- **What is needed**
Render every entry exactly as it appears.

[Rows from a dataset]

========================================

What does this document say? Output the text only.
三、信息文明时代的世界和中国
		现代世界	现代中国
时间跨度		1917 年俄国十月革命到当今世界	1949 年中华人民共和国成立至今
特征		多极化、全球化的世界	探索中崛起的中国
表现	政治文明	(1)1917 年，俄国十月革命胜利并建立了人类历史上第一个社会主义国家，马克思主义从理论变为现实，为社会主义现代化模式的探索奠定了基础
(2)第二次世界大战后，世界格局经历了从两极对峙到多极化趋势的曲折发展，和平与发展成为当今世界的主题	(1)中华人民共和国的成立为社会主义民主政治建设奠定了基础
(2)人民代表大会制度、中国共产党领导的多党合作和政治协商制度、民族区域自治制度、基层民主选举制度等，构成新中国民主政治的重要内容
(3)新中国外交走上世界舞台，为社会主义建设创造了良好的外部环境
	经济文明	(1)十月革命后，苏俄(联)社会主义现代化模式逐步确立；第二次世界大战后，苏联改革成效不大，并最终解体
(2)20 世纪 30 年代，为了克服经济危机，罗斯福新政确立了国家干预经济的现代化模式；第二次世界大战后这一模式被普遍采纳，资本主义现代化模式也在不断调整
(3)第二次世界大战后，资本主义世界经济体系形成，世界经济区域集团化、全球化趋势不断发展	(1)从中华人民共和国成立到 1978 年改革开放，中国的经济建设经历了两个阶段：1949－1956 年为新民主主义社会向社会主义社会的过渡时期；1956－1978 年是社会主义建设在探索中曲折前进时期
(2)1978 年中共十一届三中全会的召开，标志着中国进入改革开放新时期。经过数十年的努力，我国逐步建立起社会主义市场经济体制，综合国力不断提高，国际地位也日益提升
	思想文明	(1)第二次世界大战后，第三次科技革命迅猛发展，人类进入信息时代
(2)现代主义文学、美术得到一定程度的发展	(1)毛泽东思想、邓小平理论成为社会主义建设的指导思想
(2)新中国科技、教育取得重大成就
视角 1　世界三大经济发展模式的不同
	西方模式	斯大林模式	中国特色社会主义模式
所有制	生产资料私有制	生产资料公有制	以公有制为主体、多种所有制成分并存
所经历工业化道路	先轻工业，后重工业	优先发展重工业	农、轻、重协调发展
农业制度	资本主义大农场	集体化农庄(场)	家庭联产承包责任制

========================================

- **Correct output**
What does this document say? Output the text only.
三、信息文明时代的世界和中国
		现代世界	现代中国
时间跨度		1917 年俄国十月革命到当今世界	1949 年中华人民共和国成立至今
特征		多极化、全球化的世界	探索中崛起的中国
表现	政治文明	(1)1917 年，俄国十月革命胜利并建立了人类历史上第一个社会主义国家，马克思主义从理论变为现实，为社会主义现代化模式的探索奠定了基础
(2)第二次世界大战后，世界格局经历了从两极对峙到多极化趋势的曲折发展，和平与发展成为当今世界的主题	(1)中华人民共和国的成立为社会主义民主政治建设奠定了基础
(2)人民代表大会制度、中国共产党领导的多党合作和政治协商制度、民族区域自治制度、基层民主选举制度等，构成新中国民主政治的重要内容
(3)新中国外交走上世界舞台，为社会主义建设创造了良好的外部环境
	经济文明	(1)十月革命后，苏俄(联)社会主义现代化模式逐步确立；第二次世界大战后，苏联改革成效不大，并最终解体
(2)20 世纪 30 年代，为了克服经济危机，罗斯福新政确立了国家干预经济的现代化模式；第二次世界大战后这一模式被普遍采纳，资本主义现代化模式也在不断调整
(3)第二次世界大战后，资本主义世界经济体系形成，世界经济区域集团化、全球化趋势不断发展	(1)从中华人民共和国成立到 1978 年改革开放，中国的经济建设经历了两个阶段：1949－1956 年为新民主主义社会向社会主义社会的过渡时期；1956－1978 年是社会主义建设在探索中曲折前进时期
(2)1978 年中共十一届三中全会的召开，标志着中国进入改革开放新时期。经过数十年的努力，我国逐步建立起社会主义市场经济体制，综合国力不断提高，国际地位也日益提升
	思想文明	(1)第二次世界大战后，第三次科技革命迅猛发展，人类进入信息时代
(2)现代主义文学、美术得到一定程度的发展	(1)毛泽东思想、邓小平理论成为社会主义建设的指导思想
(2)新中国科技、教育取得重大成就
视角 1　世界三大经济发展模式的不同
	西方模式	斯大林模式	中国特色社会主义模式
所有制	生产资料私有制	生产资料公有制	以公有制为主体、多种所有制成分并存
所经历工业化道路	先轻工业，后重工业	优先发展重工业	农、轻、重协调发展
农业制度	资本主义大农场	集体化农庄(场)	家庭联产承包责任制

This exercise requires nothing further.